* Selected text
******************************
Search Engines Written in Rust

RecipeCratesCategories
meilisearchmeilisearchcat-database-implementations
tantivytantivycat-data-structures cat-database-implementations

meilisearch

meilisearch meilisearch-crates.io meilisearch-github meilisearch-lib.rs

meilisearch⮳ is a fast search API that fits into your apps, websites, and workflow.

use std::env;

use meilisearch_sdk::client::Client;
use meilisearch_sdk::indexes::Index;
use meilisearch_sdk::search::SearchResults;
use meilisearch_sdk::task_info::TaskInfo;
use meilisearch_sdk::tasks::Task;
use serde::Deserialize;
use serde::Serialize;

/// A document that can be indexed in MeiliSearch.
#[derive(Debug, Serialize, Deserialize)]
struct MyDocument {
    id: usize,
    title: String,
    content: String,
}

/// This is an example of how to use the MeiliSearch Rust SDK to index and
/// search documents.
///
/// It requires a running MeiliSearch instance.
******************************
* Records shown

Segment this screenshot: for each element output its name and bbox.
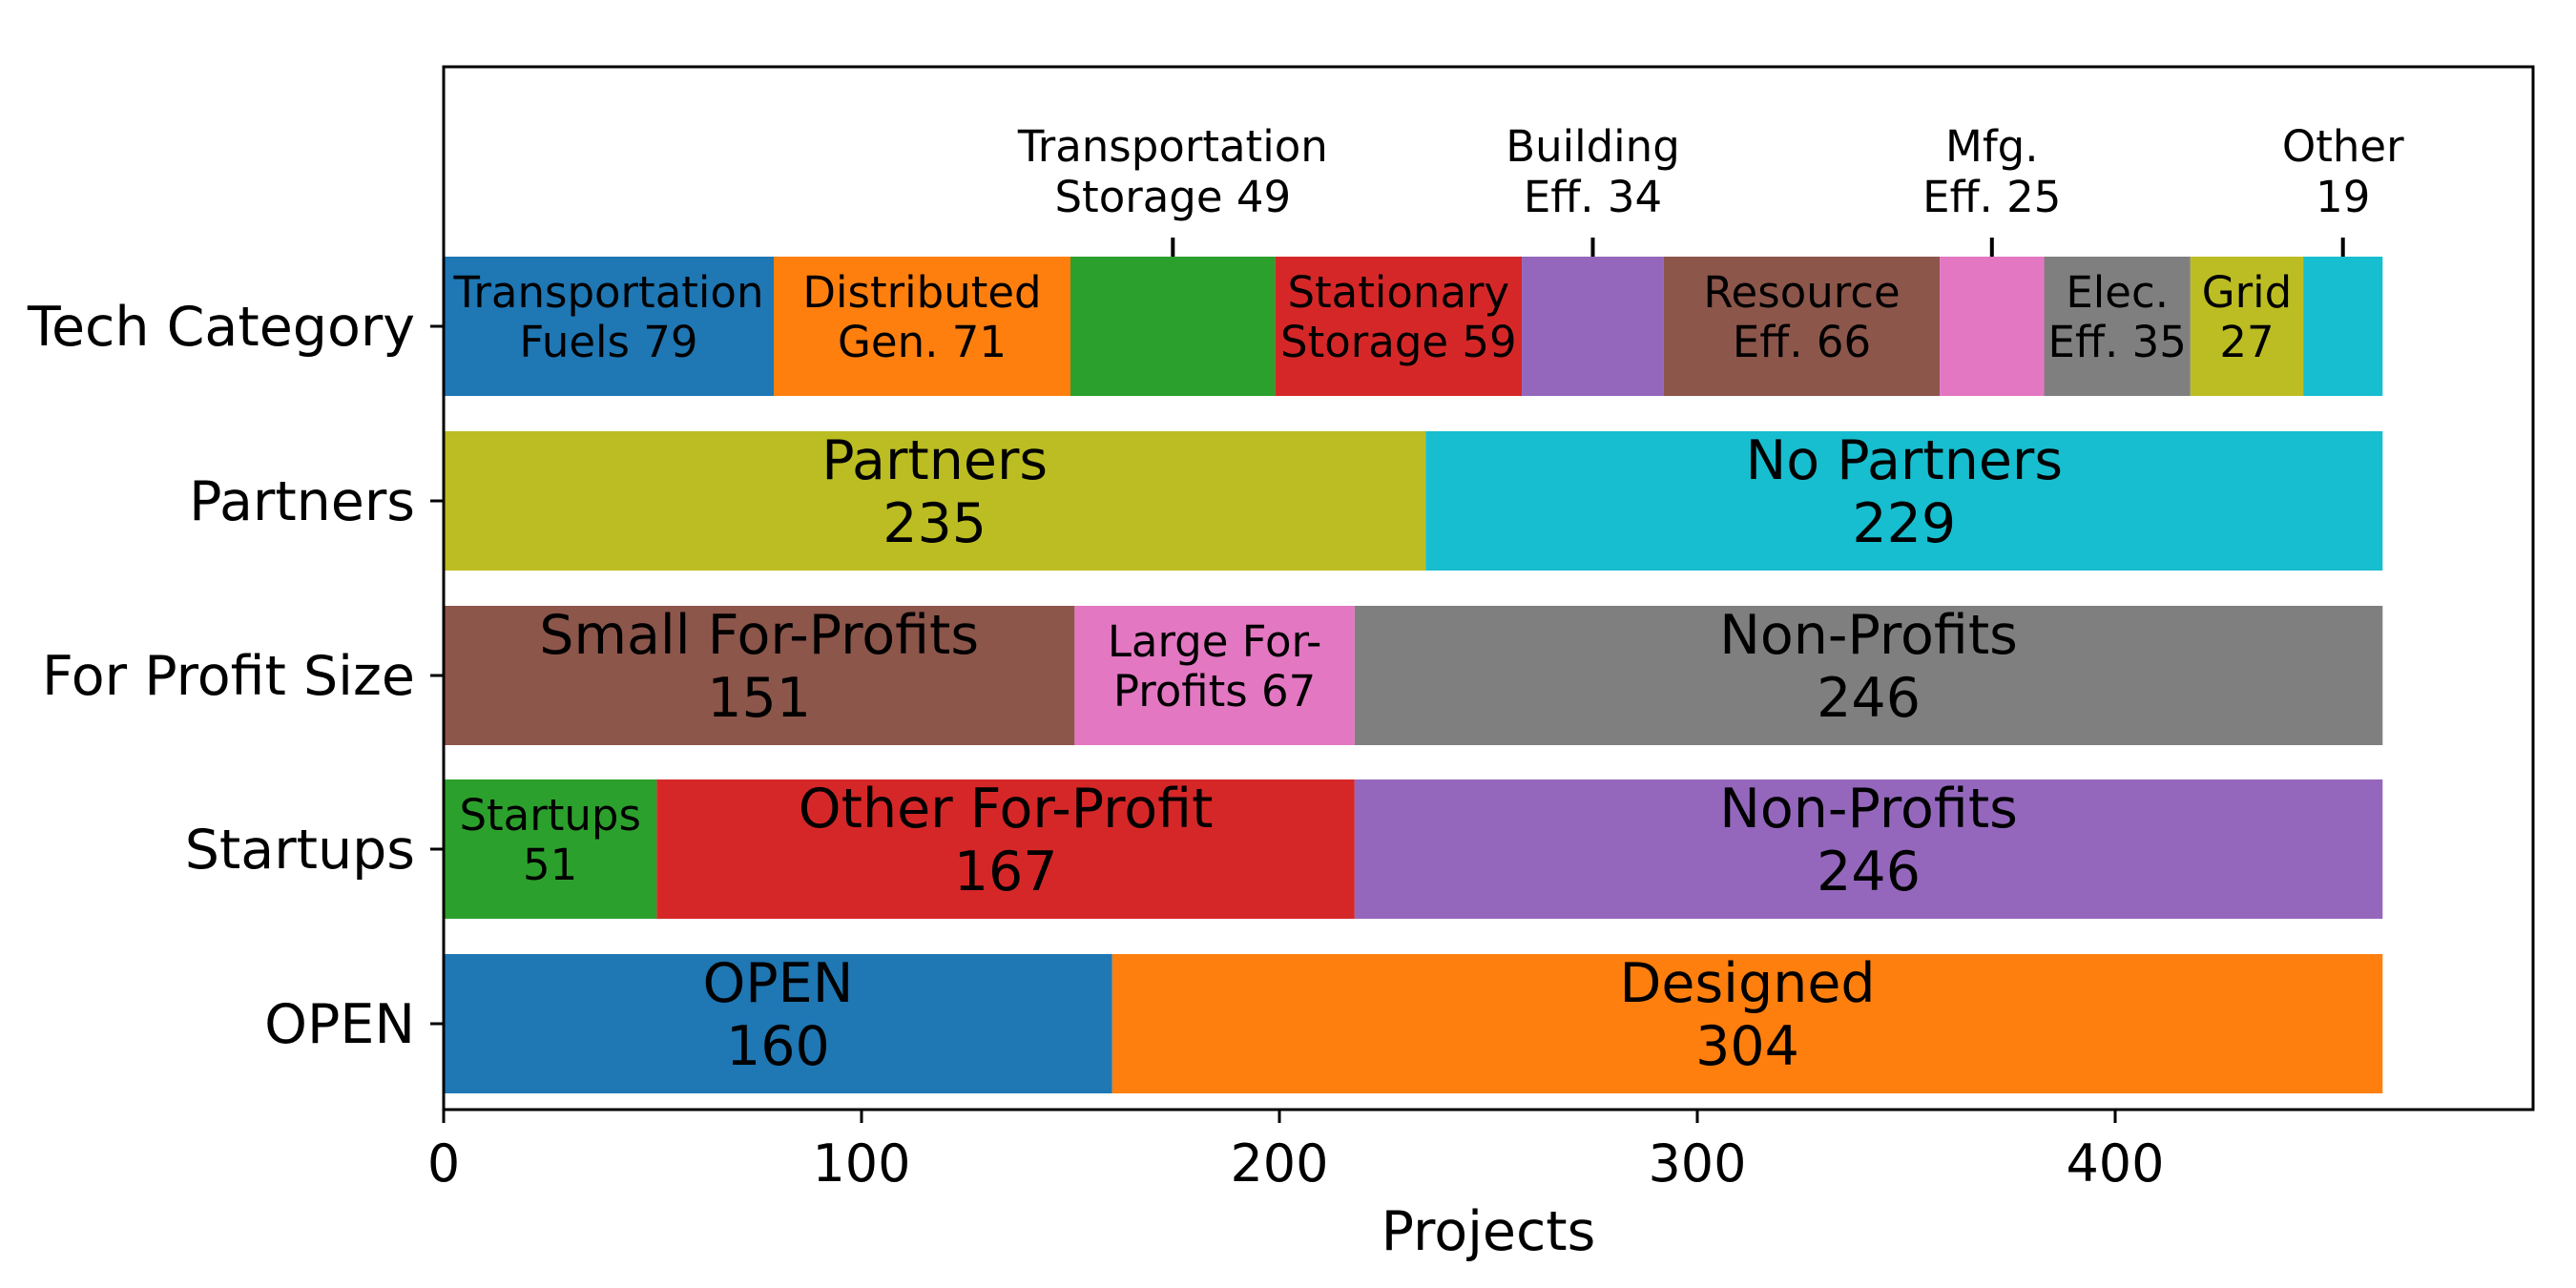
******************************
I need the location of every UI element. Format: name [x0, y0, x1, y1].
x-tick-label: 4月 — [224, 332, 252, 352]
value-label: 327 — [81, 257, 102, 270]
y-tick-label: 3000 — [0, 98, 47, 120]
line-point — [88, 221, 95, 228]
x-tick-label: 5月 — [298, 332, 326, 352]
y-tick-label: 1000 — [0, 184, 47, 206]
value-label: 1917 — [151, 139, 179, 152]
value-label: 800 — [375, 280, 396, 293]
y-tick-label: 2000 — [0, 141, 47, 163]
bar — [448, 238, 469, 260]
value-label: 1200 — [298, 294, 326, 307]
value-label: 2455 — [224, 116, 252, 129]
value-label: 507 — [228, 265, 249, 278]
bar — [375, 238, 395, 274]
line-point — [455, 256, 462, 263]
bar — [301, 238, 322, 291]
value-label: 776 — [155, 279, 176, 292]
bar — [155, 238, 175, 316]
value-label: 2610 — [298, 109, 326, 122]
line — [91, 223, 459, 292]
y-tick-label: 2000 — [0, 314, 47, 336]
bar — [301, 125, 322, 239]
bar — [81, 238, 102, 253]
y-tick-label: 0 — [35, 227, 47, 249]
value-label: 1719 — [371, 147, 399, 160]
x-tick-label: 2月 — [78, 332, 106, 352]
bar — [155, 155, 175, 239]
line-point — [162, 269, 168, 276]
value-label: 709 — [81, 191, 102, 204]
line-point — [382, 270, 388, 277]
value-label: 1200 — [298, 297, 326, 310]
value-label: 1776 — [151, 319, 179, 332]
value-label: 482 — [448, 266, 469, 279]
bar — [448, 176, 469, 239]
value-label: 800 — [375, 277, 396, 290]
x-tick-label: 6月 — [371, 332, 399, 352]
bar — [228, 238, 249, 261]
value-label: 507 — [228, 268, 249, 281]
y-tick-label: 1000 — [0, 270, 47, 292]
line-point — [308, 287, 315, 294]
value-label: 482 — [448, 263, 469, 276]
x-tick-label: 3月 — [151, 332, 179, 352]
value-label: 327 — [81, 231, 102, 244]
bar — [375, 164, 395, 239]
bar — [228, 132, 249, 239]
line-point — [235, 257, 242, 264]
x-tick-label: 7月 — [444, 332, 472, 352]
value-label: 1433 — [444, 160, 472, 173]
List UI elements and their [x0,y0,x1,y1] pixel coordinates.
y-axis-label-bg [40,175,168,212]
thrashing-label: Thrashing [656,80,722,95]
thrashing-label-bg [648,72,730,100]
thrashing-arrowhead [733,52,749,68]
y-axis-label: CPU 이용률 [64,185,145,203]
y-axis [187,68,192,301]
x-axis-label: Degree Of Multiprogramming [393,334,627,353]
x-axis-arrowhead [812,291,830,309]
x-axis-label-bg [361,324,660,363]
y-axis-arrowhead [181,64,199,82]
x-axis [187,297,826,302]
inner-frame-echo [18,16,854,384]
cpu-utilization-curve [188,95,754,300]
******************************
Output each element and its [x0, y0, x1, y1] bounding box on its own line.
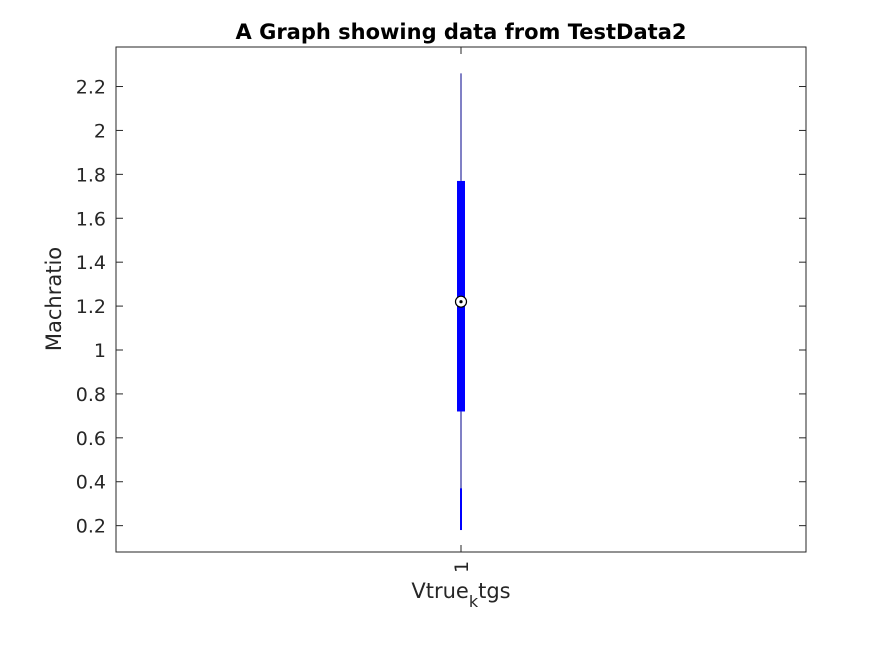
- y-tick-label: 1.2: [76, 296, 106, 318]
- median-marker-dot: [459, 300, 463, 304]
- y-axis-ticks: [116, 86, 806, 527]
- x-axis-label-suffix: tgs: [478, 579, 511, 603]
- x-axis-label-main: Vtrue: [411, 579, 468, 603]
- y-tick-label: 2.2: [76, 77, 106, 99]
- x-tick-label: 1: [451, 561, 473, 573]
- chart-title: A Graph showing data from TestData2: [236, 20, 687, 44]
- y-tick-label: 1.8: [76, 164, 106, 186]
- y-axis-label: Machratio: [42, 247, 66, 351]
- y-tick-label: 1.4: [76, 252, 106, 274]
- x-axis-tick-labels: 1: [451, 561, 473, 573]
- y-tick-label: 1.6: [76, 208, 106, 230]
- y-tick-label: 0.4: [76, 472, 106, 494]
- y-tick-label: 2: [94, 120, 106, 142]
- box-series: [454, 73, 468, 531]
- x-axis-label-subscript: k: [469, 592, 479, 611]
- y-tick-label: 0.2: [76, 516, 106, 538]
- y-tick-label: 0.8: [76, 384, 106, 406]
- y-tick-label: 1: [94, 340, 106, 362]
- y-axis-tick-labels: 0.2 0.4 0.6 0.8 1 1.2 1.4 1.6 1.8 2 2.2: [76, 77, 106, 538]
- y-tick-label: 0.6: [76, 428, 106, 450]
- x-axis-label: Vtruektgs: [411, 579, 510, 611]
******************************
* Short problem 1
Can you output the passage of the Rust search engines page between "use meilisearch_sdk::client::Client;" and "indexed in MeiliSearch.", inclusive, copied word for word?
* Short problem 2
Return the rows between the lines holding "List UI elements" and "y-axis-arrowhead [181,64,199,82]", inclusive, reproduced character for character.

* Task response 1
use meilisearch_sdk::client::Client;
use meilisearch_sdk::indexes::Index;
use meilisearch_sdk::search::SearchResults;
use meilisearch_sdk::task_info::TaskInfo;
use meilisearch_sdk::tasks::Task;
use serde::Deserialize;
use serde::Serialize;

/// A document that can be indexed in MeiliSearch.

* Task response 2
List UI elements and their [x0,y0,x1,y1] pixel coordinates.
y-axis-label-bg [40,175,168,212]
thrashing-label: Thrashing [656,80,722,95]
thrashing-label-bg [648,72,730,100]
thrashing-arrowhead [733,52,749,68]
y-axis-label: CPU 이용률 [64,185,145,203]
y-axis [187,68,192,301]
x-axis-label: Degree Of Multiprogramming [393,334,627,353]
x-axis-arrowhead [812,291,830,309]
x-axis-label-bg [361,324,660,363]
y-axis-arrowhead [181,64,199,82]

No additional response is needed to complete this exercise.